→ Instructions to follow:
Please reproduce each line of the entries below word for word, leaving out the pictures.

Entries from a collection:
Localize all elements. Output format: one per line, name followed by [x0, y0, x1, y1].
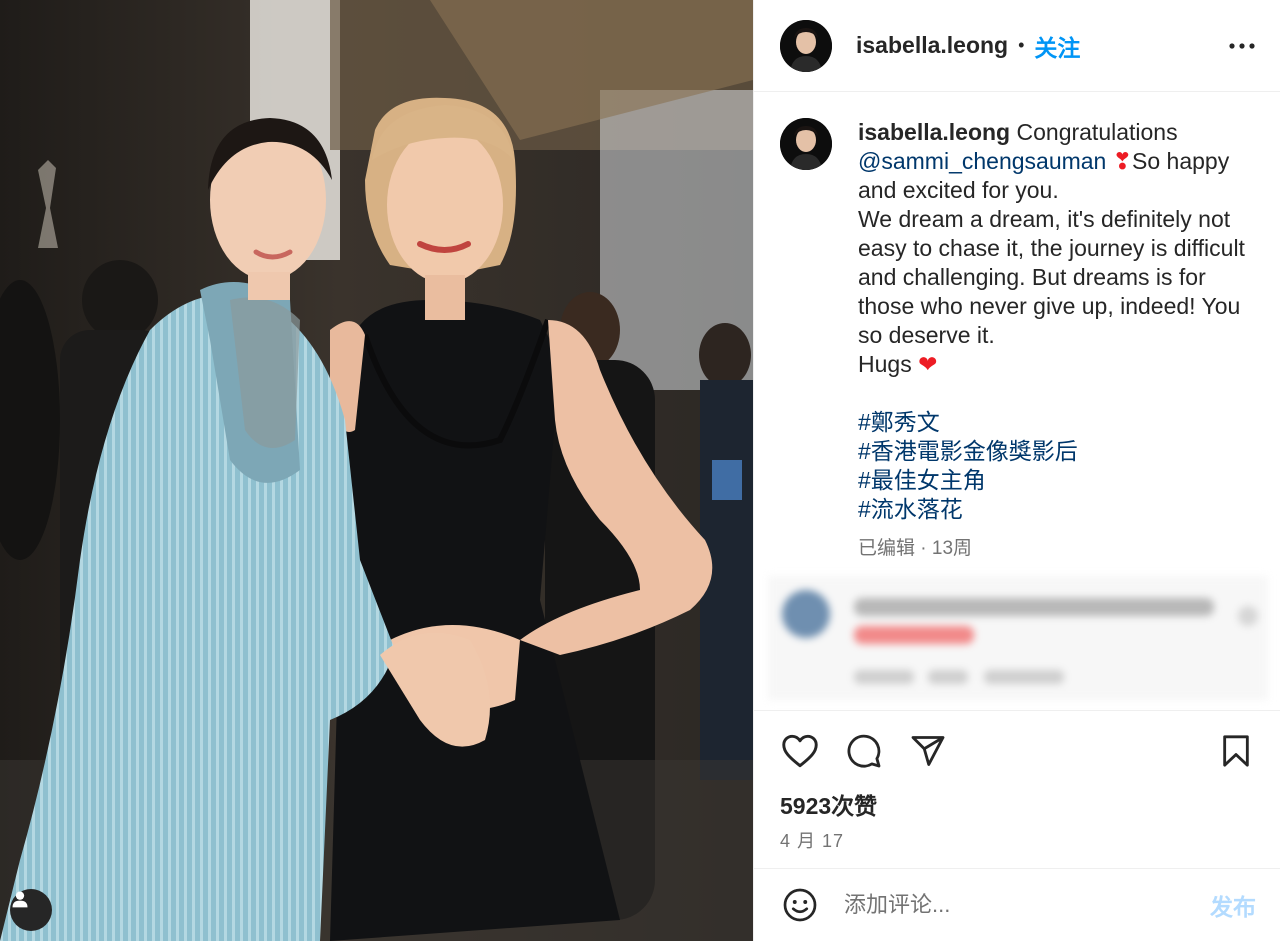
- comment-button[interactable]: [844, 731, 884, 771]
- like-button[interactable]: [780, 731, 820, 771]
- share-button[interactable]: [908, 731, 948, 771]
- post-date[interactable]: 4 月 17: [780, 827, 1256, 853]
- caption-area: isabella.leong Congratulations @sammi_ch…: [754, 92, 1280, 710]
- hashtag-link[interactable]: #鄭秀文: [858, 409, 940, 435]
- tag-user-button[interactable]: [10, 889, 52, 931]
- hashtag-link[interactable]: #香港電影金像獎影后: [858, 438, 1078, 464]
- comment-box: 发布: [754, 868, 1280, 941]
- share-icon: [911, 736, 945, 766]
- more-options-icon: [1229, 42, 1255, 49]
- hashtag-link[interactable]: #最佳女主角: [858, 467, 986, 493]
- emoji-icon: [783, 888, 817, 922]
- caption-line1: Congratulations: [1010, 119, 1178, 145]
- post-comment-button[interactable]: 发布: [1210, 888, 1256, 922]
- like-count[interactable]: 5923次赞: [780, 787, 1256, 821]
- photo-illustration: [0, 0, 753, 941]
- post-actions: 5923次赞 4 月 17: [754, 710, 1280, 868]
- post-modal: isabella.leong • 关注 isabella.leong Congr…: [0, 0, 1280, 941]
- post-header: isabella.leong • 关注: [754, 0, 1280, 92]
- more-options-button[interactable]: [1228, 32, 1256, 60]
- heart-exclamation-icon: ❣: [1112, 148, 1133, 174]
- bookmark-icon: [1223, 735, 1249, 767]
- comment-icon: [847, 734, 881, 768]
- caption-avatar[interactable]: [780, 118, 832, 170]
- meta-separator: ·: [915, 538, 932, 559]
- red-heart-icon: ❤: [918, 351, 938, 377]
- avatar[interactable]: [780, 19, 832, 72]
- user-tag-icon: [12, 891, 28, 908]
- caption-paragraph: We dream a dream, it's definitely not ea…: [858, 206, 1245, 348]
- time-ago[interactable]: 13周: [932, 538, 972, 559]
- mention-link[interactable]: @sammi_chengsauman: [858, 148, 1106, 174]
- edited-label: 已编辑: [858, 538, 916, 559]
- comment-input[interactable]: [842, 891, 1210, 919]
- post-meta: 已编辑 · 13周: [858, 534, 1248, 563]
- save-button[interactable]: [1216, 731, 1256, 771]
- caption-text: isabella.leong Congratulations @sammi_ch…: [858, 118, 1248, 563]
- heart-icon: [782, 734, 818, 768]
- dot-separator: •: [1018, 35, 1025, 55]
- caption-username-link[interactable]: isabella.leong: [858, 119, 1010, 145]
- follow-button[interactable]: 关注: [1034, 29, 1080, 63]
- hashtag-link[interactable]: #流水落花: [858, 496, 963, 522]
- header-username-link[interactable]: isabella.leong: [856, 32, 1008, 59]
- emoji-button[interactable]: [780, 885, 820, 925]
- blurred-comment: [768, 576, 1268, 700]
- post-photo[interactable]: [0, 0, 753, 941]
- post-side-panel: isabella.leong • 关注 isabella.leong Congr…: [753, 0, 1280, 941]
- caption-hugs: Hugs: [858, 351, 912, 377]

→ Output below:
Localize all elements. Output format: one per line, name followed by [x0, y0, x1, y1].
- comment-button[interactable]: [844, 731, 884, 771]
- like-button[interactable]: [780, 731, 820, 771]
- share-button[interactable]: [908, 731, 948, 771]
- post-date[interactable]: 4 月 17: [780, 827, 1256, 853]
- caption-area: isabella.leong Congratulations @sammi_ch…: [754, 92, 1280, 710]
- hashtag-link[interactable]: #鄭秀文: [858, 409, 940, 435]
- tag-user-button[interactable]: [10, 889, 52, 931]
- hashtag-link[interactable]: #香港電影金像獎影后: [858, 438, 1078, 464]
- comment-box: 发布: [754, 868, 1280, 941]
- share-icon: [911, 736, 945, 766]
- more-options-icon: [1229, 42, 1255, 49]
- hashtag-link[interactable]: #最佳女主角: [858, 467, 986, 493]
- emoji-icon: [783, 888, 817, 922]
- caption-line1: Congratulations: [1010, 119, 1178, 145]
- post-comment-button[interactable]: 发布: [1210, 888, 1256, 922]
- like-count[interactable]: 5923次赞: [780, 787, 1256, 821]
- photo-illustration: [0, 0, 753, 941]
- post-actions: 5923次赞 4 月 17: [754, 710, 1280, 868]
- post-modal: isabella.leong • 关注 isabella.leong Congr…: [0, 0, 1280, 941]
- post-header: isabella.leong • 关注: [754, 0, 1280, 92]
- more-options-button[interactable]: [1228, 32, 1256, 60]
- heart-exclamation-icon: ❣: [1112, 148, 1133, 174]
- bookmark-icon: [1223, 735, 1249, 767]
- comment-icon: [847, 734, 881, 768]
- caption-avatar[interactable]: [780, 118, 832, 170]
- meta-separator: ·: [915, 538, 932, 559]
- red-heart-icon: ❤: [918, 351, 938, 377]
- avatar[interactable]: [780, 19, 832, 72]
- user-tag-icon: [12, 891, 28, 908]
- caption-paragraph: We dream a dream, it's definitely not ea…: [858, 206, 1245, 348]
- time-ago[interactable]: 13周: [932, 538, 972, 559]
- mention-link[interactable]: @sammi_chengsauman: [858, 148, 1106, 174]
- edited-label: 已编辑: [858, 538, 916, 559]
- comment-input[interactable]: [842, 891, 1210, 919]
- post-meta: 已编辑 · 13周: [858, 534, 1248, 563]
- save-button[interactable]: [1216, 731, 1256, 771]
- caption-text: isabella.leong Congratulations @sammi_ch…: [858, 118, 1248, 563]
- heart-icon: [782, 734, 818, 768]
- dot-separator: •: [1018, 35, 1025, 55]
- caption-username-link[interactable]: isabella.leong: [858, 119, 1010, 145]
- follow-button[interactable]: 关注: [1034, 29, 1080, 63]
- hashtag-link[interactable]: #流水落花: [858, 496, 963, 522]
- header-username-link[interactable]: isabella.leong: [856, 32, 1008, 59]
- emoji-button[interactable]: [780, 885, 820, 925]
- blurred-comment: [768, 576, 1268, 700]
- post-photo[interactable]: [0, 0, 753, 941]
- post-side-panel: isabella.leong • 关注 isabella.leong Congr…: [753, 0, 1280, 941]
- caption-hugs: Hugs: [858, 351, 912, 377]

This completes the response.